━━ Records shown ━━
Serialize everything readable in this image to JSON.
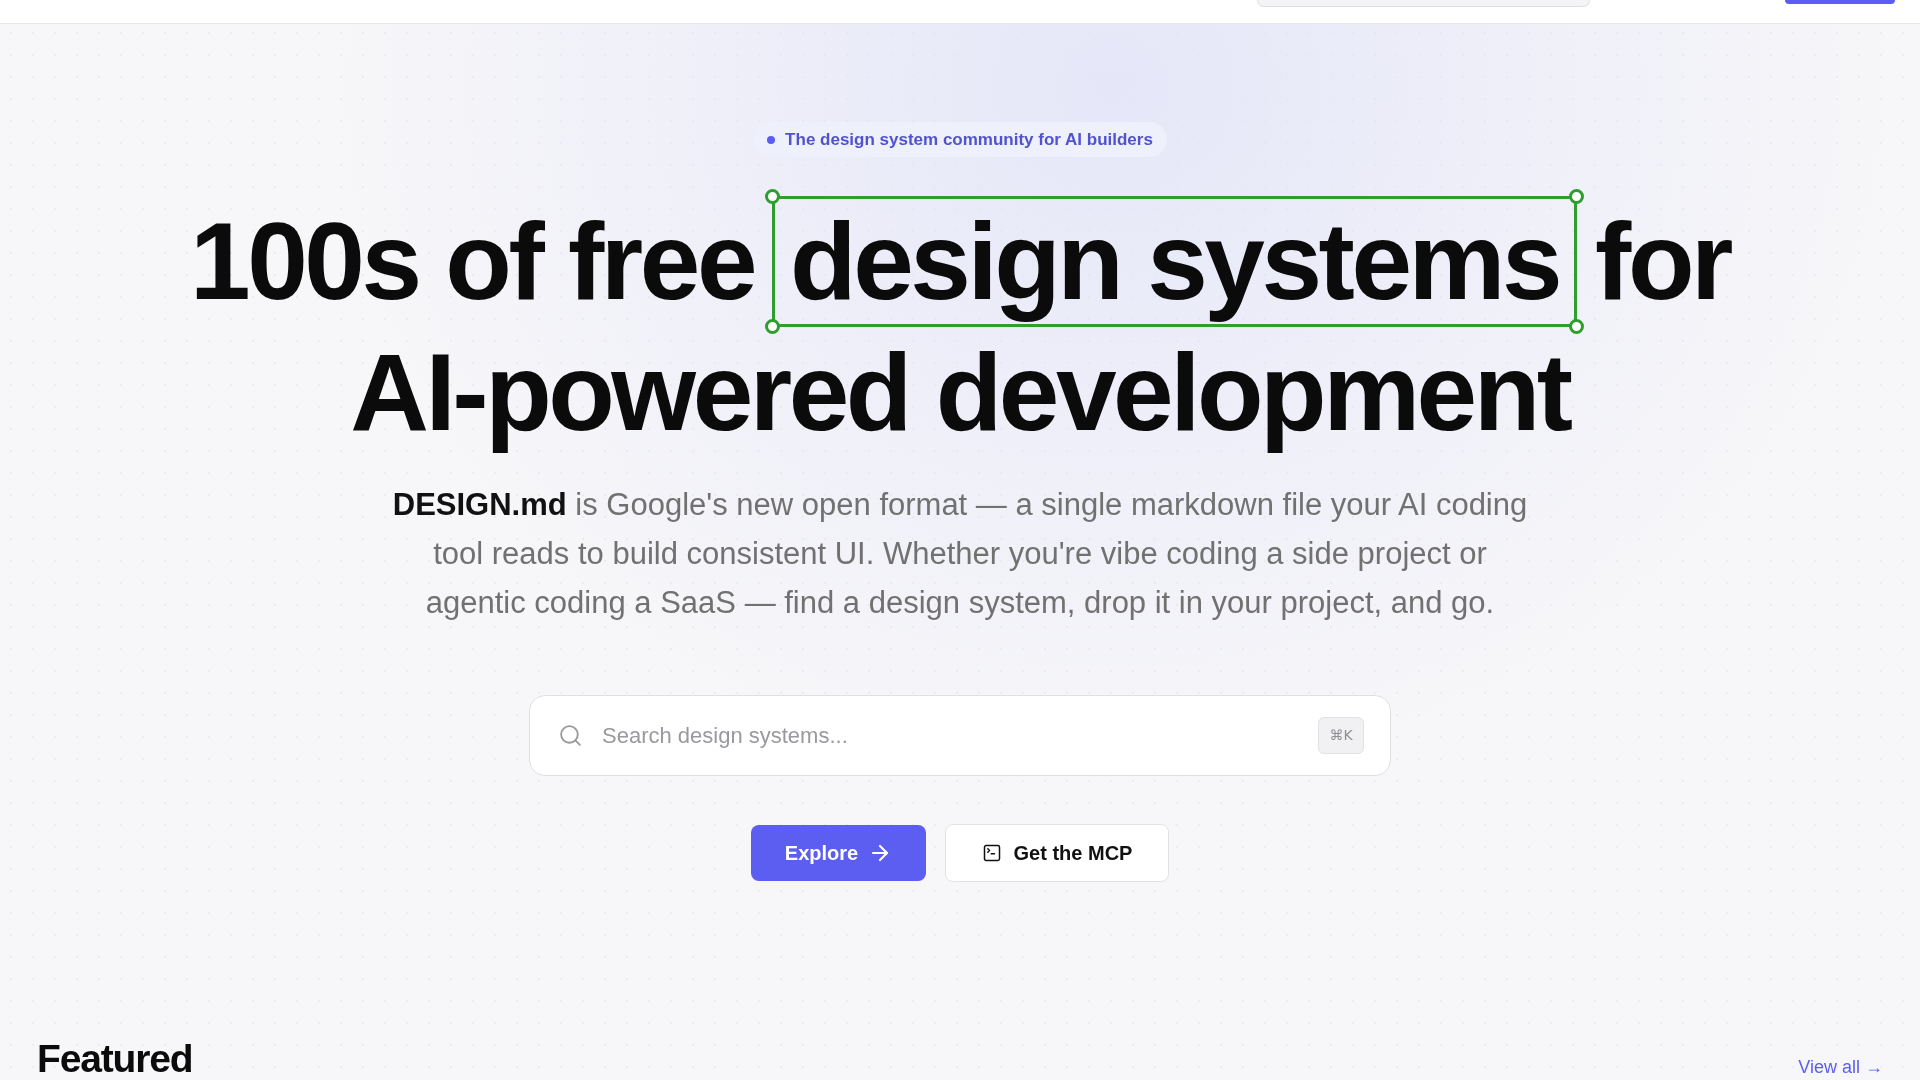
{
  "badge": {
    "text": "The design system community for AI builders"
  },
  "headline": {
    "lines": [
      [
        {
          "text": "100s of free",
          "selected": false
        },
        {
          "text": "design systems",
          "selected": true
        },
        {
          "text": "for",
          "selected": false
        }
      ],
      [
        {
          "text": "AI-powered development",
          "selected": false
        }
      ]
    ]
  },
  "description": "**DESIGN.md** is Google's new open format — a single markdown file your AI coding tool reads to build consistent UI. Whether you're vibe coding a side project or agentic coding a SaaS — find a design system, drop it in your project, and go.",
  "search": {
    "placeholder": "Search design systems...",
    "shortcut": "⌘K"
  },
  "actions": [
    {
      "label": "Explore",
      "kind": "primary"
    },
    {
      "label": "Get the MCP",
      "kind": "secondary"
    }
  ],
  "featured": {
    "title": "Featured",
    "link": "View all →"
  }
}
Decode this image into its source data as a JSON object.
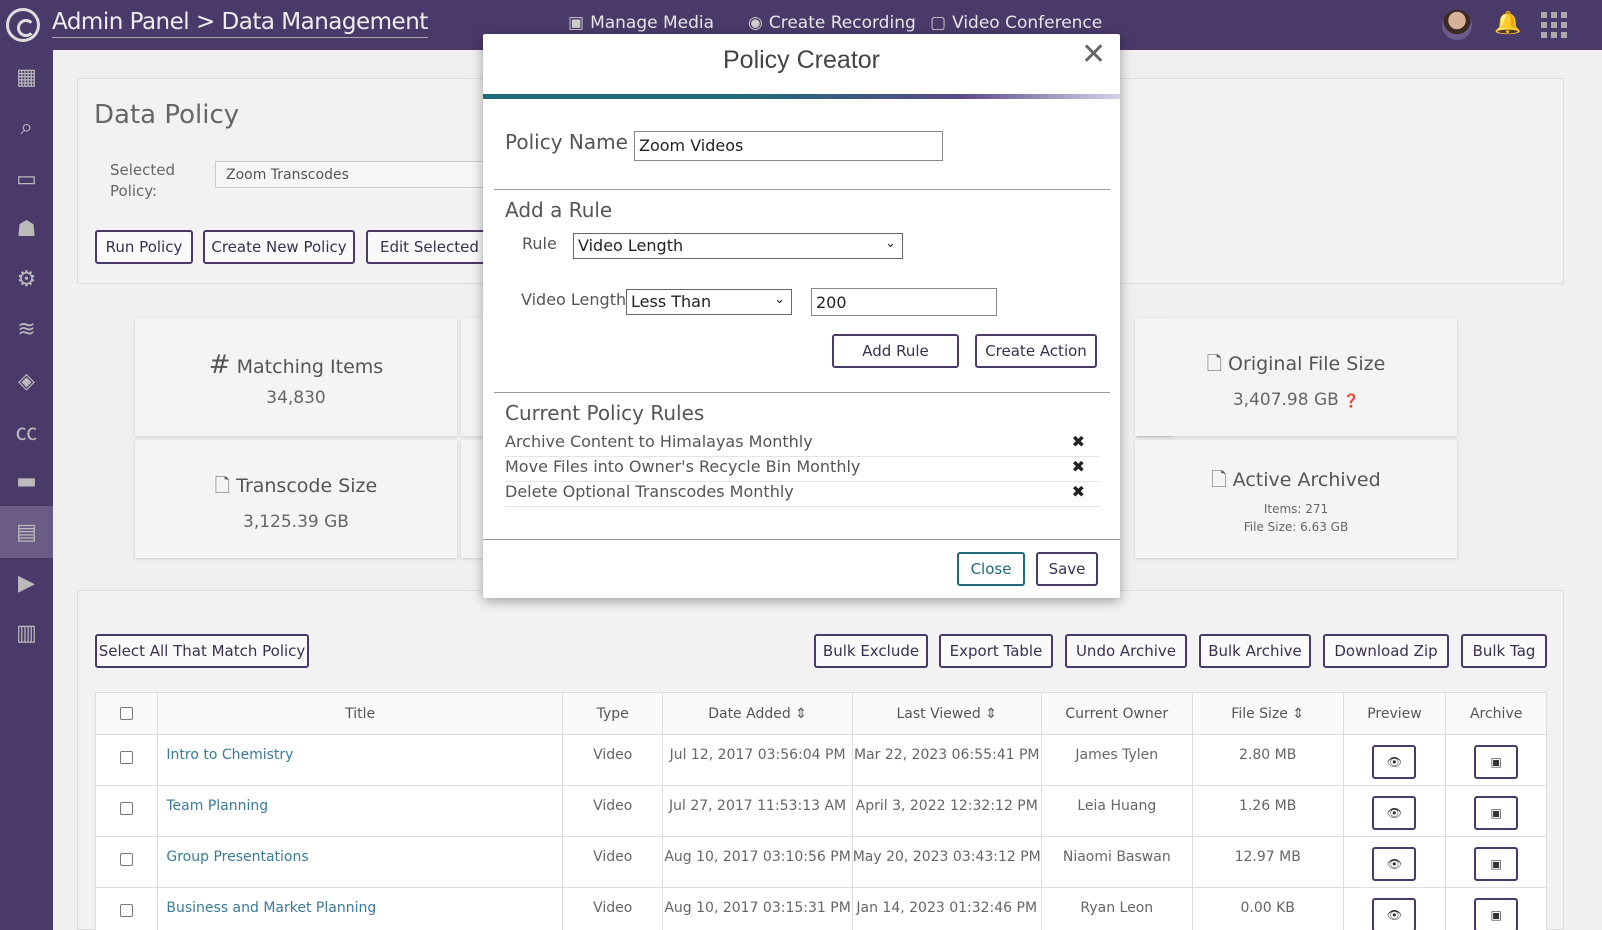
{
  "header": {
    "title": "Admin Panel > Data Management",
    "nav": [
      {
        "label": "Manage Media",
        "icon": "film-icon"
      },
      {
        "label": "Create Recording",
        "icon": "broadcast-icon"
      },
      {
        "label": "Video Conference",
        "icon": "video-conference-icon"
      }
    ]
  },
  "sidebar": {
    "items": [
      {
        "icon": "dashboard-icon"
      },
      {
        "icon": "search-users-icon"
      },
      {
        "icon": "monitor-icon"
      },
      {
        "icon": "groups-icon"
      },
      {
        "icon": "settings-icon"
      },
      {
        "icon": "layers-icon"
      },
      {
        "icon": "paint-icon"
      },
      {
        "icon": "captions-icon"
      },
      {
        "icon": "storage-icon"
      },
      {
        "icon": "archive-icon",
        "active": true
      },
      {
        "icon": "video-settings-icon"
      },
      {
        "icon": "building-icon"
      }
    ]
  },
  "policy": {
    "heading": "Data Policy",
    "selected_label": "Selected Policy:",
    "selected_value": "Zoom Transcodes",
    "buttons": [
      "Run Policy",
      "Create New Policy",
      "Edit Selected Po"
    ]
  },
  "stats": {
    "matching": {
      "label": "Matching Items",
      "value": "34,830"
    },
    "original": {
      "label": "Original File Size",
      "value": "3,407.98 GB"
    },
    "transcode": {
      "label": "Transcode Size",
      "value": "3,125.39 GB"
    },
    "archived": {
      "label": "Active Archived",
      "items": "Items: 271",
      "size": "File Size: 6.63 GB"
    }
  },
  "toolbar": {
    "select_all": "Select All That Match Policy",
    "bulk_exclude": "Bulk Exclude",
    "export_table": "Export Table",
    "undo_archive": "Undo Archive",
    "bulk_archive": "Bulk Archive",
    "download_zip": "Download Zip",
    "bulk_tag": "Bulk Tag"
  },
  "table": {
    "headers": [
      "Title",
      "Type",
      "Date Added",
      "Last Viewed",
      "Current Owner",
      "File Size",
      "Preview",
      "Archive"
    ],
    "rows": [
      {
        "title": "Intro to Chemistry",
        "type": "Video",
        "added": "Jul 12, 2017 03:56:04 PM",
        "viewed": "Mar 22, 2023 06:55:41 PM",
        "owner": "James Tylen",
        "size": "2.80 MB"
      },
      {
        "title": "Team Planning",
        "type": "Video",
        "added": "Jul 27, 2017 11:53:13 AM",
        "viewed": "April 3, 2022 12:32:12 PM",
        "owner": "Leia Huang",
        "size": "1.26 MB"
      },
      {
        "title": "Group Presentations",
        "type": "Video",
        "added": "Aug 10, 2017 03:10:56 PM",
        "viewed": "May 20, 2023 03:43:12 PM",
        "owner": "Niaomi Baswan",
        "size": "12.97 MB"
      },
      {
        "title": "Business and Market Planning",
        "type": "Video",
        "added": "Aug 10, 2017 03:15:31 PM",
        "viewed": "Jan 14, 2023 01:32:46 PM",
        "owner": "Ryan Leon",
        "size": "0.00 KB"
      }
    ]
  },
  "modal": {
    "title": "Policy Creator",
    "policy_name_label": "Policy Name",
    "policy_name_value": "Zoom Videos",
    "add_rule_heading": "Add a Rule",
    "rule_label": "Rule",
    "rule_value": "Video Length",
    "video_length_label": "Video Length:",
    "comparator_value": "Less Than",
    "length_value": "200",
    "add_rule_button": "Add Rule",
    "create_action_button": "Create Action",
    "current_rules_heading": "Current Policy Rules",
    "rules": [
      "Archive Content to Himalayas Monthly",
      "Move Files into Owner's Recycle Bin Monthly",
      "Delete Optional Transcodes Monthly"
    ],
    "close_button": "Close",
    "save_button": "Save"
  },
  "colors": {
    "brand": "#4a3a6a",
    "accent_teal": "#1f6b7a",
    "link": "#3a7a9a"
  }
}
━━━
Work to be completed
Every line that holds the word "settings" counts once; state the total number of such lines and nothing else.

Right answer
2